* start Records to use *

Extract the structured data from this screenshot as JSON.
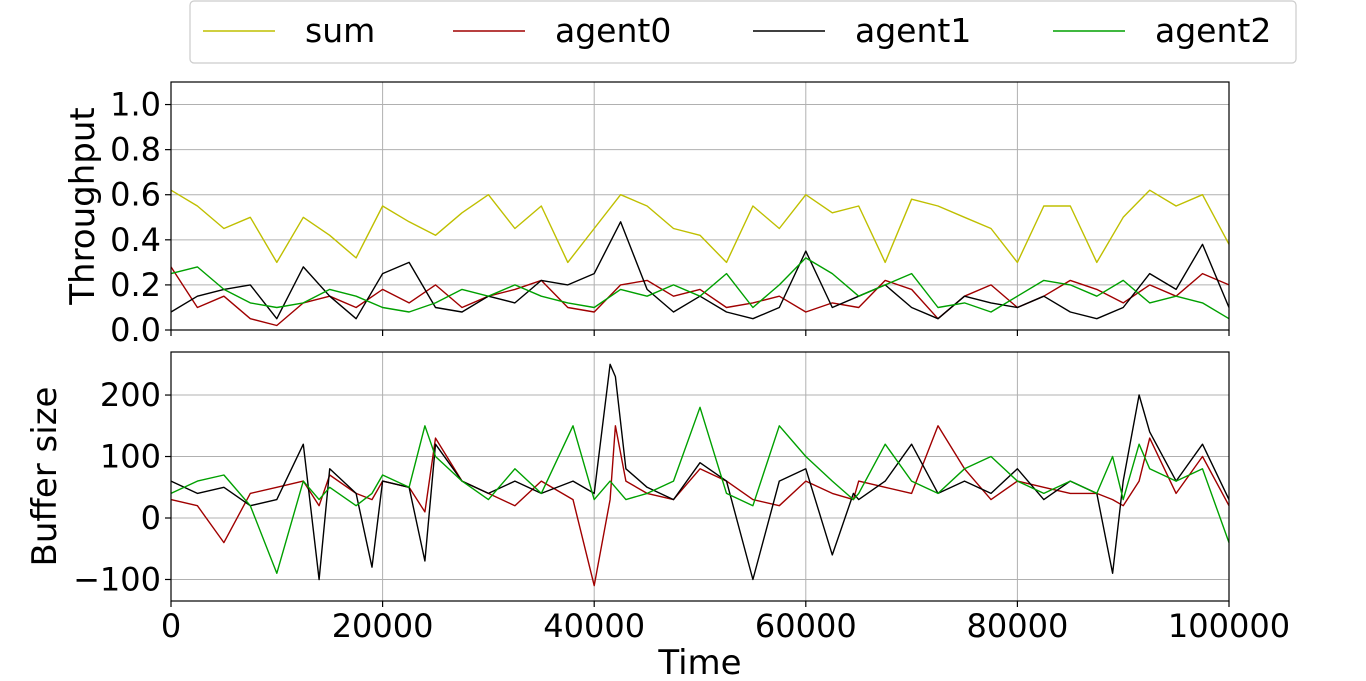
{
  "chart_data": [
    {
      "type": "line",
      "panel": "top",
      "title": "",
      "xlabel": "",
      "ylabel": "Throughput",
      "xlim": [
        0,
        100000
      ],
      "ylim": [
        0,
        1.1
      ],
      "yticks": [
        0.0,
        0.2,
        0.4,
        0.6,
        0.8,
        1.0
      ],
      "ytick_labels": [
        "0.0",
        "0.2",
        "0.4",
        "0.6",
        "0.8",
        "1.0"
      ],
      "grid": true,
      "legend": {
        "placement": "top-center, above plots",
        "entries": [
          "sum",
          "agent0",
          "agent1",
          "agent2"
        ]
      },
      "x": [
        0,
        2500,
        5000,
        7500,
        10000,
        12500,
        15000,
        17500,
        20000,
        22500,
        25000,
        27500,
        30000,
        32500,
        35000,
        37500,
        40000,
        42500,
        45000,
        47500,
        50000,
        52500,
        55000,
        57500,
        60000,
        62500,
        65000,
        67500,
        70000,
        72500,
        75000,
        77500,
        80000,
        82500,
        85000,
        87500,
        90000,
        92500,
        95000,
        97500,
        100000
      ],
      "series": [
        {
          "name": "sum",
          "color": "#bfbf00",
          "values": [
            0.62,
            0.55,
            0.45,
            0.5,
            0.3,
            0.5,
            0.42,
            0.32,
            0.55,
            0.48,
            0.42,
            0.52,
            0.6,
            0.45,
            0.55,
            0.3,
            0.45,
            0.6,
            0.55,
            0.45,
            0.42,
            0.3,
            0.55,
            0.45,
            0.6,
            0.52,
            0.55,
            0.3,
            0.58,
            0.55,
            0.5,
            0.45,
            0.3,
            0.55,
            0.55,
            0.3,
            0.5,
            0.62,
            0.55,
            0.6,
            0.38
          ]
        },
        {
          "name": "agent0",
          "color": "#a00000",
          "values": [
            0.28,
            0.1,
            0.15,
            0.05,
            0.02,
            0.12,
            0.15,
            0.1,
            0.18,
            0.12,
            0.2,
            0.1,
            0.15,
            0.18,
            0.22,
            0.1,
            0.08,
            0.2,
            0.22,
            0.15,
            0.18,
            0.1,
            0.12,
            0.15,
            0.08,
            0.12,
            0.1,
            0.22,
            0.18,
            0.05,
            0.15,
            0.2,
            0.1,
            0.15,
            0.22,
            0.18,
            0.12,
            0.2,
            0.15,
            0.25,
            0.2
          ]
        },
        {
          "name": "agent1",
          "color": "#000000",
          "values": [
            0.08,
            0.15,
            0.18,
            0.2,
            0.05,
            0.28,
            0.15,
            0.05,
            0.25,
            0.3,
            0.1,
            0.08,
            0.15,
            0.12,
            0.22,
            0.2,
            0.25,
            0.48,
            0.18,
            0.08,
            0.15,
            0.08,
            0.05,
            0.1,
            0.35,
            0.1,
            0.15,
            0.2,
            0.1,
            0.05,
            0.15,
            0.12,
            0.1,
            0.15,
            0.08,
            0.05,
            0.1,
            0.25,
            0.18,
            0.38,
            0.1
          ]
        },
        {
          "name": "agent2",
          "color": "#00a000",
          "values": [
            0.25,
            0.28,
            0.18,
            0.12,
            0.1,
            0.12,
            0.18,
            0.15,
            0.1,
            0.08,
            0.12,
            0.18,
            0.15,
            0.2,
            0.15,
            0.12,
            0.1,
            0.18,
            0.15,
            0.2,
            0.15,
            0.25,
            0.1,
            0.2,
            0.32,
            0.25,
            0.15,
            0.2,
            0.25,
            0.1,
            0.12,
            0.08,
            0.15,
            0.22,
            0.2,
            0.15,
            0.22,
            0.12,
            0.15,
            0.12,
            0.05
          ]
        }
      ]
    },
    {
      "type": "line",
      "panel": "bottom",
      "title": "",
      "xlabel": "Time",
      "ylabel": "Buffer size",
      "xlim": [
        0,
        100000
      ],
      "ylim": [
        -135,
        270
      ],
      "xticks": [
        0,
        20000,
        40000,
        60000,
        80000,
        100000
      ],
      "xtick_labels": [
        "0",
        "20000",
        "40000",
        "60000",
        "80000",
        "100000"
      ],
      "yticks": [
        -100,
        0,
        100,
        200
      ],
      "ytick_labels": [
        "−100",
        "0",
        "100",
        "200"
      ],
      "grid": true,
      "x": [
        0,
        2500,
        5000,
        7500,
        10000,
        12500,
        14000,
        15000,
        17500,
        19000,
        20000,
        22500,
        24000,
        25000,
        27500,
        30000,
        32500,
        35000,
        38000,
        40000,
        41500,
        42000,
        43000,
        45000,
        47500,
        50000,
        52500,
        55000,
        57500,
        60000,
        62500,
        64500,
        65000,
        67500,
        70000,
        72500,
        75000,
        77500,
        80000,
        82500,
        85000,
        87500,
        89000,
        90000,
        91500,
        92500,
        95000,
        97500,
        100000
      ],
      "series": [
        {
          "name": "agent0",
          "color": "#a00000",
          "values": [
            30,
            20,
            -40,
            40,
            50,
            60,
            20,
            70,
            40,
            30,
            60,
            50,
            10,
            130,
            60,
            40,
            20,
            60,
            30,
            -110,
            30,
            150,
            60,
            40,
            30,
            80,
            60,
            30,
            20,
            60,
            40,
            30,
            60,
            50,
            40,
            150,
            80,
            30,
            60,
            50,
            40,
            40,
            30,
            20,
            60,
            130,
            40,
            100,
            20
          ]
        },
        {
          "name": "agent1",
          "color": "#000000",
          "values": [
            60,
            40,
            50,
            20,
            30,
            120,
            -100,
            80,
            40,
            -80,
            60,
            50,
            -70,
            120,
            60,
            40,
            60,
            40,
            60,
            40,
            250,
            230,
            80,
            50,
            30,
            90,
            60,
            -100,
            60,
            80,
            -60,
            40,
            30,
            60,
            120,
            40,
            60,
            40,
            80,
            30,
            60,
            40,
            -90,
            60,
            200,
            140,
            60,
            120,
            30
          ]
        },
        {
          "name": "agent2",
          "color": "#00a000",
          "values": [
            40,
            60,
            70,
            20,
            -90,
            60,
            30,
            50,
            20,
            40,
            70,
            50,
            150,
            100,
            60,
            30,
            80,
            40,
            150,
            30,
            60,
            50,
            30,
            40,
            60,
            180,
            40,
            20,
            150,
            100,
            60,
            30,
            40,
            120,
            60,
            40,
            80,
            100,
            60,
            40,
            60,
            40,
            100,
            30,
            120,
            80,
            60,
            80,
            -40
          ]
        }
      ]
    }
  ]
}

* end Records to use *

The exercise » Your task is to set down the records shown above exactly, minus any pictures.

Solution to this problem »
Extract the structured data from this screenshot as JSON.
{
  "chart_data": [
    {
      "type": "line",
      "panel": "top",
      "title": "",
      "xlabel": "",
      "ylabel": "Throughput",
      "xlim": [
        0,
        100000
      ],
      "ylim": [
        0,
        1.1
      ],
      "yticks": [
        0.0,
        0.2,
        0.4,
        0.6,
        0.8,
        1.0
      ],
      "ytick_labels": [
        "0.0",
        "0.2",
        "0.4",
        "0.6",
        "0.8",
        "1.0"
      ],
      "grid": true,
      "legend": {
        "placement": "top-center, above plots",
        "entries": [
          "sum",
          "agent0",
          "agent1",
          "agent2"
        ]
      },
      "x": [
        0,
        2500,
        5000,
        7500,
        10000,
        12500,
        15000,
        17500,
        20000,
        22500,
        25000,
        27500,
        30000,
        32500,
        35000,
        37500,
        40000,
        42500,
        45000,
        47500,
        50000,
        52500,
        55000,
        57500,
        60000,
        62500,
        65000,
        67500,
        70000,
        72500,
        75000,
        77500,
        80000,
        82500,
        85000,
        87500,
        90000,
        92500,
        95000,
        97500,
        100000
      ],
      "series": [
        {
          "name": "sum",
          "color": "#bfbf00",
          "values": [
            0.62,
            0.55,
            0.45,
            0.5,
            0.3,
            0.5,
            0.42,
            0.32,
            0.55,
            0.48,
            0.42,
            0.52,
            0.6,
            0.45,
            0.55,
            0.3,
            0.45,
            0.6,
            0.55,
            0.45,
            0.42,
            0.3,
            0.55,
            0.45,
            0.6,
            0.52,
            0.55,
            0.3,
            0.58,
            0.55,
            0.5,
            0.45,
            0.3,
            0.55,
            0.55,
            0.3,
            0.5,
            0.62,
            0.55,
            0.6,
            0.38
          ]
        },
        {
          "name": "agent0",
          "color": "#a00000",
          "values": [
            0.28,
            0.1,
            0.15,
            0.05,
            0.02,
            0.12,
            0.15,
            0.1,
            0.18,
            0.12,
            0.2,
            0.1,
            0.15,
            0.18,
            0.22,
            0.1,
            0.08,
            0.2,
            0.22,
            0.15,
            0.18,
            0.1,
            0.12,
            0.15,
            0.08,
            0.12,
            0.1,
            0.22,
            0.18,
            0.05,
            0.15,
            0.2,
            0.1,
            0.15,
            0.22,
            0.18,
            0.12,
            0.2,
            0.15,
            0.25,
            0.2
          ]
        },
        {
          "name": "agent1",
          "color": "#000000",
          "values": [
            0.08,
            0.15,
            0.18,
            0.2,
            0.05,
            0.28,
            0.15,
            0.05,
            0.25,
            0.3,
            0.1,
            0.08,
            0.15,
            0.12,
            0.22,
            0.2,
            0.25,
            0.48,
            0.18,
            0.08,
            0.15,
            0.08,
            0.05,
            0.1,
            0.35,
            0.1,
            0.15,
            0.2,
            0.1,
            0.05,
            0.15,
            0.12,
            0.1,
            0.15,
            0.08,
            0.05,
            0.1,
            0.25,
            0.18,
            0.38,
            0.1
          ]
        },
        {
          "name": "agent2",
          "color": "#00a000",
          "values": [
            0.25,
            0.28,
            0.18,
            0.12,
            0.1,
            0.12,
            0.18,
            0.15,
            0.1,
            0.08,
            0.12,
            0.18,
            0.15,
            0.2,
            0.15,
            0.12,
            0.1,
            0.18,
            0.15,
            0.2,
            0.15,
            0.25,
            0.1,
            0.2,
            0.32,
            0.25,
            0.15,
            0.2,
            0.25,
            0.1,
            0.12,
            0.08,
            0.15,
            0.22,
            0.2,
            0.15,
            0.22,
            0.12,
            0.15,
            0.12,
            0.05
          ]
        }
      ]
    },
    {
      "type": "line",
      "panel": "bottom",
      "title": "",
      "xlabel": "Time",
      "ylabel": "Buffer size",
      "xlim": [
        0,
        100000
      ],
      "ylim": [
        -135,
        270
      ],
      "xticks": [
        0,
        20000,
        40000,
        60000,
        80000,
        100000
      ],
      "xtick_labels": [
        "0",
        "20000",
        "40000",
        "60000",
        "80000",
        "100000"
      ],
      "yticks": [
        -100,
        0,
        100,
        200
      ],
      "ytick_labels": [
        "−100",
        "0",
        "100",
        "200"
      ],
      "grid": true,
      "x": [
        0,
        2500,
        5000,
        7500,
        10000,
        12500,
        14000,
        15000,
        17500,
        19000,
        20000,
        22500,
        24000,
        25000,
        27500,
        30000,
        32500,
        35000,
        38000,
        40000,
        41500,
        42000,
        43000,
        45000,
        47500,
        50000,
        52500,
        55000,
        57500,
        60000,
        62500,
        64500,
        65000,
        67500,
        70000,
        72500,
        75000,
        77500,
        80000,
        82500,
        85000,
        87500,
        89000,
        90000,
        91500,
        92500,
        95000,
        97500,
        100000
      ],
      "series": [
        {
          "name": "agent0",
          "color": "#a00000",
          "values": [
            30,
            20,
            -40,
            40,
            50,
            60,
            20,
            70,
            40,
            30,
            60,
            50,
            10,
            130,
            60,
            40,
            20,
            60,
            30,
            -110,
            30,
            150,
            60,
            40,
            30,
            80,
            60,
            30,
            20,
            60,
            40,
            30,
            60,
            50,
            40,
            150,
            80,
            30,
            60,
            50,
            40,
            40,
            30,
            20,
            60,
            130,
            40,
            100,
            20
          ]
        },
        {
          "name": "agent1",
          "color": "#000000",
          "values": [
            60,
            40,
            50,
            20,
            30,
            120,
            -100,
            80,
            40,
            -80,
            60,
            50,
            -70,
            120,
            60,
            40,
            60,
            40,
            60,
            40,
            250,
            230,
            80,
            50,
            30,
            90,
            60,
            -100,
            60,
            80,
            -60,
            40,
            30,
            60,
            120,
            40,
            60,
            40,
            80,
            30,
            60,
            40,
            -90,
            60,
            200,
            140,
            60,
            120,
            30
          ]
        },
        {
          "name": "agent2",
          "color": "#00a000",
          "values": [
            40,
            60,
            70,
            20,
            -90,
            60,
            30,
            50,
            20,
            40,
            70,
            50,
            150,
            100,
            60,
            30,
            80,
            40,
            150,
            30,
            60,
            50,
            30,
            40,
            60,
            180,
            40,
            20,
            150,
            100,
            60,
            30,
            40,
            120,
            60,
            40,
            80,
            100,
            60,
            40,
            60,
            40,
            100,
            30,
            120,
            80,
            60,
            80,
            -40
          ]
        }
      ]
    }
  ]
}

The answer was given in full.